[Start of SOURCE PASSAGE]
Result of a test on a band less than aHz



[0022] Although about the audio signal of this band, some extent of localisation of sound image is possible only by controlling two parameters, namely, a difference of time of a sound entering into the left and right ears and sound volume, a localization in any space containing vertical direction cannot be achieved sufficiently by controlling these elements alone. A position for localization of sound image in horizontal plane, vertical plane and distance can be achieved arbitrarily by controlling a difference of time between the left and right ears in the unit of 1/10-5 seconds and a sound volume in the unit of ndB (n is a natural number of one or two digits). Meanwhile, if the difference of time between the left and right ears is further increased, the position for localization of a sound image is placed in the back of a listener.

Result of a test on a band between aHz and bHz Influence of difference of time



[0023] With a parametric equalizer (hereinafter referred to as PEQ) invalidated, a control for providing sounds entering into the left and right ears with a difference of time was carried out. As a result, no localization of a sound image was obtained unlike a control in a band less than the aforementioned aHz. Additionally, by this control, it was known that the sound image in this band was moved linearly.

[0024] In case for processing the input audio signals through the PEQ, a control with a difference of time of sounds entering into the left and right ears as a parameter is important. Here, the acoustic characteristic which can be corrected by the PEQ is three kinds including fc (central frequency), Q (sharpness) and Gain (gain).

Influence of difference of sound volume



[0025] If the difference of sound volume with respect to the left and right ears is controlled around the ndB (n is a natural number of one digit), a distance for localisation of a sound image is extended. As the difference of sound volume increases, the distance for localisation of the sound image shortens.

Influence of fc



[0026] When a sound source is placed at an angle of 45 degrees forward of a listener and an audio signal entering from that sound source is subjected to PEQ processing according to the listener's Head Related Transfer Function, its has been known that if the fc of this band is shifted to a higher side, the distance for sound image localising position tends to be prolonged. Conversely, it has been known that if the fc is shifted to a lower side, the distance for the sound image localising position tends to be shortened.

Influence of Q



[0027] When the audio signal of this band is subjected to the PEQ processing under the same condition as in case of the aforementioned fc, if Q near 1 kHz of the audio signal for the right ear is increased up to about four times relative to its original value, the horizontal angle is decreased but the distance is increased while the vertical angle is not changed. As a result, it is possible to localise a sound image forward in a range of about 1 m in a band from aHz to bHz.
[End of SOURCE PASSAGE]
- _EXERCISE SET_
**a.** Reproduce the stretch of the sound localization passage from "[0027] When the audio" through "aHz to bHz.".
**b.** In the sound localization passage, what three acoustic characteristics can the PEQ correct?
The data after the sound localization passage is not needed.
[Start of EXTRACTED ENTRIES]
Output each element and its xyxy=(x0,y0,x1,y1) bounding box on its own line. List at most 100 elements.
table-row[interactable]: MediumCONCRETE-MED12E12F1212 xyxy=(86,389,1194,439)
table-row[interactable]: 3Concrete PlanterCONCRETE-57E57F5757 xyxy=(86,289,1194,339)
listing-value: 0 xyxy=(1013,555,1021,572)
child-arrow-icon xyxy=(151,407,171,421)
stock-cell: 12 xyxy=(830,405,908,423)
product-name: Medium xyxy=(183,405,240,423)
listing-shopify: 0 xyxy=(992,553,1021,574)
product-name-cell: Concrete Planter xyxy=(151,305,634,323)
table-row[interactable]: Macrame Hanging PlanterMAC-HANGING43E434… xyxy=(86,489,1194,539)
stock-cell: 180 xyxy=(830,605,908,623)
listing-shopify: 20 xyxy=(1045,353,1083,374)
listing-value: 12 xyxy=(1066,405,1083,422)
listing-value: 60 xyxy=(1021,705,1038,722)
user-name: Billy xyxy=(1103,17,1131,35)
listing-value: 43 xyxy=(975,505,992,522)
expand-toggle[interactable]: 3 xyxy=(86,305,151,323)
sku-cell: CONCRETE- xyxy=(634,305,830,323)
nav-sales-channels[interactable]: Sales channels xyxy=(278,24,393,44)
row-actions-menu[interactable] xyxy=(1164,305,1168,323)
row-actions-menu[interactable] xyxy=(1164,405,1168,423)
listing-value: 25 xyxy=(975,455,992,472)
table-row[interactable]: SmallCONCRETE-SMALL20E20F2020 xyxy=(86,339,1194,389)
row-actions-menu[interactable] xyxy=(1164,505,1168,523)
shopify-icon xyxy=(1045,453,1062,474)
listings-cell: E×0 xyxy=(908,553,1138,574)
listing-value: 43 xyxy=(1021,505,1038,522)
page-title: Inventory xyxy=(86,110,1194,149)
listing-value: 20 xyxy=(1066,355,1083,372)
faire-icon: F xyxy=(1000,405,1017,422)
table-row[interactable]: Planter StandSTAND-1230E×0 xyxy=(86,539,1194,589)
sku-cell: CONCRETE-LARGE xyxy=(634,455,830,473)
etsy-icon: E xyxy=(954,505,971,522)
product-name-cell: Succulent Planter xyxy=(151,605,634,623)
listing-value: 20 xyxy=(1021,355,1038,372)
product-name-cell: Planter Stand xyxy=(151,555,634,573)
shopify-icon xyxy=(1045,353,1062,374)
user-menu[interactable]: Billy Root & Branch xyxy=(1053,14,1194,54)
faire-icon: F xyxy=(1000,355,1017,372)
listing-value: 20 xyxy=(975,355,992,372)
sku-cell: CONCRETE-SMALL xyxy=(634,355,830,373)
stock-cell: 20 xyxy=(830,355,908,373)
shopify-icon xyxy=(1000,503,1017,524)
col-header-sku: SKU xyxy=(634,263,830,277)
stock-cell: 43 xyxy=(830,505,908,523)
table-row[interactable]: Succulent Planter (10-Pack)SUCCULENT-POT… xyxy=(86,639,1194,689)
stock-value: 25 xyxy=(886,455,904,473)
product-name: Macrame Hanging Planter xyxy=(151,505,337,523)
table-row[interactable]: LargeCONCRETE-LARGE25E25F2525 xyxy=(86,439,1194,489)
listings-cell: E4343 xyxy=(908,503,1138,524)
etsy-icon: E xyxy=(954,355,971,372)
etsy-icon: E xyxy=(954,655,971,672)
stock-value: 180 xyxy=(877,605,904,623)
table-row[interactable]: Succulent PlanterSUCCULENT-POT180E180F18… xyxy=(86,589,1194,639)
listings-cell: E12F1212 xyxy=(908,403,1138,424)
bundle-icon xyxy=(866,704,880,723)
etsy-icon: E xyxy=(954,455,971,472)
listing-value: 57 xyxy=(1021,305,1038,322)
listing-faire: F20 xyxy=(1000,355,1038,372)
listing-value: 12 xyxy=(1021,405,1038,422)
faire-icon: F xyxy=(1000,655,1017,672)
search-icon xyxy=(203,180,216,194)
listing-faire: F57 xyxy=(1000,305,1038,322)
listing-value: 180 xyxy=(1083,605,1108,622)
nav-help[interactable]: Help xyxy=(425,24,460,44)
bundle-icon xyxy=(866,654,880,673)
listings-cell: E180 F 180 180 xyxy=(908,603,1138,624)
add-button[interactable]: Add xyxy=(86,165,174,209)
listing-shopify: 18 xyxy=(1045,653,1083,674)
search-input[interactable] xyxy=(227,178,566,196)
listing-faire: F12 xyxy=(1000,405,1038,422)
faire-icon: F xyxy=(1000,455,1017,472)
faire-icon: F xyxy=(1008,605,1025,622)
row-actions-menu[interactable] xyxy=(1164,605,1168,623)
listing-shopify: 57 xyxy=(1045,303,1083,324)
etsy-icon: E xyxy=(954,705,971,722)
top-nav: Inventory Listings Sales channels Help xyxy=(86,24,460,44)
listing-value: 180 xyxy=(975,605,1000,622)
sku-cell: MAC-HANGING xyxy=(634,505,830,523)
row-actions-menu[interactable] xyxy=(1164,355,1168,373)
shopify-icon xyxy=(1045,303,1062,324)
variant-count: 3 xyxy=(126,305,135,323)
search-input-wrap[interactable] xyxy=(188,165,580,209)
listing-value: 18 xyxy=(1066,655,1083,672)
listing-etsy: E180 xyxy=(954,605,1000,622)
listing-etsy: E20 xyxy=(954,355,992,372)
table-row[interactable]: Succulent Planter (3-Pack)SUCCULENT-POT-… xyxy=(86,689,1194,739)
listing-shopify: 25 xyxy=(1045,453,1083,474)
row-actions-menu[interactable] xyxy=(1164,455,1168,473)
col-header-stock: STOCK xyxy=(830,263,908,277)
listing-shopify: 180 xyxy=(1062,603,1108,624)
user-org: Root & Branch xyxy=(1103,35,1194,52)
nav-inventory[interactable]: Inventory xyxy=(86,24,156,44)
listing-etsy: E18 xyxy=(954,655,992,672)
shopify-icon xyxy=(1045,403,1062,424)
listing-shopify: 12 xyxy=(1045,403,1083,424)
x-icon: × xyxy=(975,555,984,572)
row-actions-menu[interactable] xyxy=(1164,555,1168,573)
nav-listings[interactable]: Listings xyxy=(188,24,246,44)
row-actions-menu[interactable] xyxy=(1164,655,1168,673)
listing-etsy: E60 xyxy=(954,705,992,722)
[End of EXTRACTED ENTRIES]
- _RESPONSES FOR EACH TASK_
**a.**
[0027] When the audio signal of this band is subjected to the PEQ processing under the same condition as in case of the aforementioned fc, if Q near 1 kHz of the audio signal for the right ear is increased up to about four times relative to its original value, the horizontal angle is decreased but the distance is increased while the vertical angle is not changed. As a result, it is possible to localise a sound image forward in a range of about 1 m in a band from aHz to bHz.

**b.** fc (central frequency), Q (sharpness), and Gain.